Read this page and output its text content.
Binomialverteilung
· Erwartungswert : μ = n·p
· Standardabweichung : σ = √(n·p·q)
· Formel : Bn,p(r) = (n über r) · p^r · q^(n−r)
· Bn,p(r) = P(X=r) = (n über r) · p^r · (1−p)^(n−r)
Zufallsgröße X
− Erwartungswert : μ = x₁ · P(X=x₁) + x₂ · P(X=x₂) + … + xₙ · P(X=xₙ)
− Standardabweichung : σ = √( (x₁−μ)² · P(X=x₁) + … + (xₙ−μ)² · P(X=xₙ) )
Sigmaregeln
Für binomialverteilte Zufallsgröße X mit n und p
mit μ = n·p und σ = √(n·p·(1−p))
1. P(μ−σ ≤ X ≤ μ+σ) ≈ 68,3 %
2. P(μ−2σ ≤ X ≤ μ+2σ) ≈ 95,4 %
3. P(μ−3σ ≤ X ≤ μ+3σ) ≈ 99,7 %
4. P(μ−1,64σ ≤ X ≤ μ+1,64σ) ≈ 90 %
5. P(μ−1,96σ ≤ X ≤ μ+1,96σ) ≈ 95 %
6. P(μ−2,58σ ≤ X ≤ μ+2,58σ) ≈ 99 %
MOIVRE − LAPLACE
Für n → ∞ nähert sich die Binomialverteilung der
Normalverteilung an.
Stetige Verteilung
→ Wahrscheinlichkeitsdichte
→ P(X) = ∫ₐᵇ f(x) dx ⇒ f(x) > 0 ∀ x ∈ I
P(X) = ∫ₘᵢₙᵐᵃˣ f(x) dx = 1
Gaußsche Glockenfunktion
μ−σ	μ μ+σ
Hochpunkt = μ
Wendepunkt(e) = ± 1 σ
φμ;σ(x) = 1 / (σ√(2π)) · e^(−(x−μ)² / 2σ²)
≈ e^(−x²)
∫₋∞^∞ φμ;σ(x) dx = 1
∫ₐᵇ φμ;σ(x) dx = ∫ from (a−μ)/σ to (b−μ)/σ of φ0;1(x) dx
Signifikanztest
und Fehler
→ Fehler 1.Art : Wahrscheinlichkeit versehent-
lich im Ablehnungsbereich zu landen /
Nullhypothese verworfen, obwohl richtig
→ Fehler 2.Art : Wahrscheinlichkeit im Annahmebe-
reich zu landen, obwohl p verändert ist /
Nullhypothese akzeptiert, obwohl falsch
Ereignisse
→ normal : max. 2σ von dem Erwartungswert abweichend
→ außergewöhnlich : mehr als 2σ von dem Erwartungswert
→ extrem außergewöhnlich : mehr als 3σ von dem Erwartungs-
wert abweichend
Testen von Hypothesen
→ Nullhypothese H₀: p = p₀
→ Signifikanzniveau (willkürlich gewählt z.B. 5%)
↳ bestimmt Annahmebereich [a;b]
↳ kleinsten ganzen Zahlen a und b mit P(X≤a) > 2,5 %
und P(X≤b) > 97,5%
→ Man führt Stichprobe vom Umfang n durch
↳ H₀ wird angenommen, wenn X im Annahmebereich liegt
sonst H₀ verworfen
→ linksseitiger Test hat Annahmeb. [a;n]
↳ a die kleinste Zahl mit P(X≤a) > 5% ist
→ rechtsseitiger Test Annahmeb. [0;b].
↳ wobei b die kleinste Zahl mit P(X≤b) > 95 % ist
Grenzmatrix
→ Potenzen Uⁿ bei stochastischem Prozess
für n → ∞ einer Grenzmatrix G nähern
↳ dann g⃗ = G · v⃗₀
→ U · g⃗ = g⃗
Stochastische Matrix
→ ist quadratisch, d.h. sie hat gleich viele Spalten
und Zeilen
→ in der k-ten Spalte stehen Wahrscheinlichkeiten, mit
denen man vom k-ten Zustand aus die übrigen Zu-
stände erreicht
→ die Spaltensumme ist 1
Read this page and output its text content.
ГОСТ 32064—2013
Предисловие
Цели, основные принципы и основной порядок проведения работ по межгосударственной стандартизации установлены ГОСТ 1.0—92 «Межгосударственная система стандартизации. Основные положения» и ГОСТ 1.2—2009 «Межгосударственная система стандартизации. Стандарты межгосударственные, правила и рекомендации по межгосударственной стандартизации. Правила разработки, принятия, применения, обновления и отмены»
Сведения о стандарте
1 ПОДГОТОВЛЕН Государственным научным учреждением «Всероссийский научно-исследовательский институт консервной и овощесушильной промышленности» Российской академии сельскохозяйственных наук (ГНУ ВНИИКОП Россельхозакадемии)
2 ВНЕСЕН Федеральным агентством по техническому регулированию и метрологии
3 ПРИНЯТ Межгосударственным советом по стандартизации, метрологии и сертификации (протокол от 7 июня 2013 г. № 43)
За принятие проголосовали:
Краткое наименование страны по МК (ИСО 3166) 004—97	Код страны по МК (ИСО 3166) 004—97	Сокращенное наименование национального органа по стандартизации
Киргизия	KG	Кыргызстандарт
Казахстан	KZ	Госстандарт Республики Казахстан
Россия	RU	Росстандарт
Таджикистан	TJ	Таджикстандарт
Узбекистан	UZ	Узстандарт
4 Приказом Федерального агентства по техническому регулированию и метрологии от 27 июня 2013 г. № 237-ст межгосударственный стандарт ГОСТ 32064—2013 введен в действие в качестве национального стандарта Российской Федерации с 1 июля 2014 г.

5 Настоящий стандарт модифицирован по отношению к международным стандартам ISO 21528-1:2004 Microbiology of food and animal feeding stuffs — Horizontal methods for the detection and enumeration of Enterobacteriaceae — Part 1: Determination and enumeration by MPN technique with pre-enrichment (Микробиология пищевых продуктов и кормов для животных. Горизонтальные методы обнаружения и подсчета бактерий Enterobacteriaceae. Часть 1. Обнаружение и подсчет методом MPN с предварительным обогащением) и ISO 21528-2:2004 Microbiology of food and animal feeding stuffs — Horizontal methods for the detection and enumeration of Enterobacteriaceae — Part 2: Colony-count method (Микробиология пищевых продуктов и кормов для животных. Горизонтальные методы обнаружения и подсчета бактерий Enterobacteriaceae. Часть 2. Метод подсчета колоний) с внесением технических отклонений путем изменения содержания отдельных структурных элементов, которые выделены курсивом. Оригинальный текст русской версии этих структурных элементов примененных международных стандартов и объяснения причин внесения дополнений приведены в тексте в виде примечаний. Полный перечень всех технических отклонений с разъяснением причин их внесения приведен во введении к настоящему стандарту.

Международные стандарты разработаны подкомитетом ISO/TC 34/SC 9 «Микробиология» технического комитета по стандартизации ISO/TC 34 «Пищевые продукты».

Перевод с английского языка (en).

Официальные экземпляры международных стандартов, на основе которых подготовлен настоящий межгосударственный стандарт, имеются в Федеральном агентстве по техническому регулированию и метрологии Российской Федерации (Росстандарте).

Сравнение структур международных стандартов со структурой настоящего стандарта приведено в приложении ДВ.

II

☆ ☆ ☆ ☆ ☆

Task objective: Report back each line in the material above that contains the string "международных".

Written answer:
5 Настоящий стандарт модифицирован по отношению к международным стандартам ISO 21528-1:2004 Microbiology of food and animal feeding stuffs — Horizontal methods for the detection and enumeration of Enterobacteriaceae — Part 1: Determination and enumeration by MPN technique with pre-enrichment (Микробиология пищевых продуктов и кормов для животных. Горизонтальные методы обнаружения и подсчета бактерий Enterobacteriaceae. Часть 1. Обнаружение и подсчет методом MPN с предварительным обогащением) и ISO 21528-2:2004 Microbiology of food and animal feeding stuffs — Horizontal methods for the detection and enumeration of Enterobacteriaceae — Part 2: Colony-count method (Микробиология пищевых продуктов и кормов для животных. Горизонтальные методы обнаружения и подсчета бактерий Enterobacteriaceae. Часть 2. Метод подсчета колоний) с внесением технических отклонений путем изменения содержания отдельных структурных элементов, которые выделены курсивом. Оригинальный текст русской версии этих структурных элементов примененных международных стандартов и объяснения причин внесения дополнений приведены в тексте в виде примечаний. Полный перечень всех технических отклонений с разъяснением причин их внесения приведен во введении к настоящему стандарту.
Официальные экземпляры международных стандартов, на основе которых подготовлен настоящий межгосударственный стандарт, имеются в Федеральном агентстве по техническому регулированию и метрологии Российской Федерации (Росстандарте).
Сравнение структур международных стандартов со структурой настоящего стандарта приведено в приложении ДВ.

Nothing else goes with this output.